## Short task
Pick out every line of the records below that contains the word "swatch", treating uppercase and lowercase letters as distinct.

★ ★ ★ ★ ★ ★ ★

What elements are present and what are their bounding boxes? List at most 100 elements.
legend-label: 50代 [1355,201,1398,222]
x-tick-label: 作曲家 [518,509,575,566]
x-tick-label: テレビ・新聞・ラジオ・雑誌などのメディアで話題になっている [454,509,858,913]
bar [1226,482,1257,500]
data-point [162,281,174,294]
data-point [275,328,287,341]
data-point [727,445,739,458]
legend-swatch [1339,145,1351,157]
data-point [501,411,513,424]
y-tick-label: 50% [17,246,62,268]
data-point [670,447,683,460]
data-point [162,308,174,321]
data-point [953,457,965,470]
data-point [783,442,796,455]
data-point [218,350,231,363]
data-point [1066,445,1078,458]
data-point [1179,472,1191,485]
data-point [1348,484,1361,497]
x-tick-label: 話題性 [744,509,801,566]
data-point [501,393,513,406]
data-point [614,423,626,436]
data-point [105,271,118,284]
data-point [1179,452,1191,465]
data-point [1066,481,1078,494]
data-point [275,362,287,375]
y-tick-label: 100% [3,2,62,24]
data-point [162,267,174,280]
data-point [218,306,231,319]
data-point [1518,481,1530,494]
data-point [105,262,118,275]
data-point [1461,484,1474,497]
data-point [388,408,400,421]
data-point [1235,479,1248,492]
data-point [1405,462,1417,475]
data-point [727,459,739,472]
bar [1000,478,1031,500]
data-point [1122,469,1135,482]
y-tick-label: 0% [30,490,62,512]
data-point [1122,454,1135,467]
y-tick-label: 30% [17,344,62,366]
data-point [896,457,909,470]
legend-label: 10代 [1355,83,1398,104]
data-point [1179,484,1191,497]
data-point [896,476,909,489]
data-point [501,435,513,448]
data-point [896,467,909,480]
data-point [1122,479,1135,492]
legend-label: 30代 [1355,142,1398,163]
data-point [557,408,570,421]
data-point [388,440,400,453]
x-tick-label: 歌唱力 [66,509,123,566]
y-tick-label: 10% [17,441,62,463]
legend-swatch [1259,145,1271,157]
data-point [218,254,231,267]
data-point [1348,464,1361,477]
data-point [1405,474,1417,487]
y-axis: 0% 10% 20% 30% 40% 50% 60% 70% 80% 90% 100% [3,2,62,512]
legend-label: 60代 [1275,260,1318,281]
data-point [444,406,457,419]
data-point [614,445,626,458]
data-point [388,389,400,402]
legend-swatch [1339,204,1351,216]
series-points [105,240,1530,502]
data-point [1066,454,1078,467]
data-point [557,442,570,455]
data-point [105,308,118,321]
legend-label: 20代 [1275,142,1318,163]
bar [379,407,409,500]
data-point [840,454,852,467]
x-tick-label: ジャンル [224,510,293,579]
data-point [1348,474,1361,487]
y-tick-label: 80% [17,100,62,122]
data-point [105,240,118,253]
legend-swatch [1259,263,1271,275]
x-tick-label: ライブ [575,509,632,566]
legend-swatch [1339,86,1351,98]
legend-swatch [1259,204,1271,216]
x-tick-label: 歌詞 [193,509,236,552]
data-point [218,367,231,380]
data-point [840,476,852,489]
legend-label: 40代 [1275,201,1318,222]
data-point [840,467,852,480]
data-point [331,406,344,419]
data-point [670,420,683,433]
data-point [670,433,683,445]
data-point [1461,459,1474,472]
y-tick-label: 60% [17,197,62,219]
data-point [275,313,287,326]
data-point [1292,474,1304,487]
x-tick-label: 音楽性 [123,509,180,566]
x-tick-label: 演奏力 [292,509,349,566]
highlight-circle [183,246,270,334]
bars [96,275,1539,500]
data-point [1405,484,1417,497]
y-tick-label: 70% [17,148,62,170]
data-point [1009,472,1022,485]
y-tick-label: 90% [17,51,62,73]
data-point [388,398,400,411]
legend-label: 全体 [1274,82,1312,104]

★ ★ ★ ★ ★ ★ ★

## Output of the task
legend-swatch [1339,145,1351,157]
legend-swatch [1259,145,1271,157]
legend-swatch [1339,204,1351,216]
legend-swatch [1259,263,1271,275]
legend-swatch [1339,86,1351,98]
legend-swatch [1259,204,1271,216]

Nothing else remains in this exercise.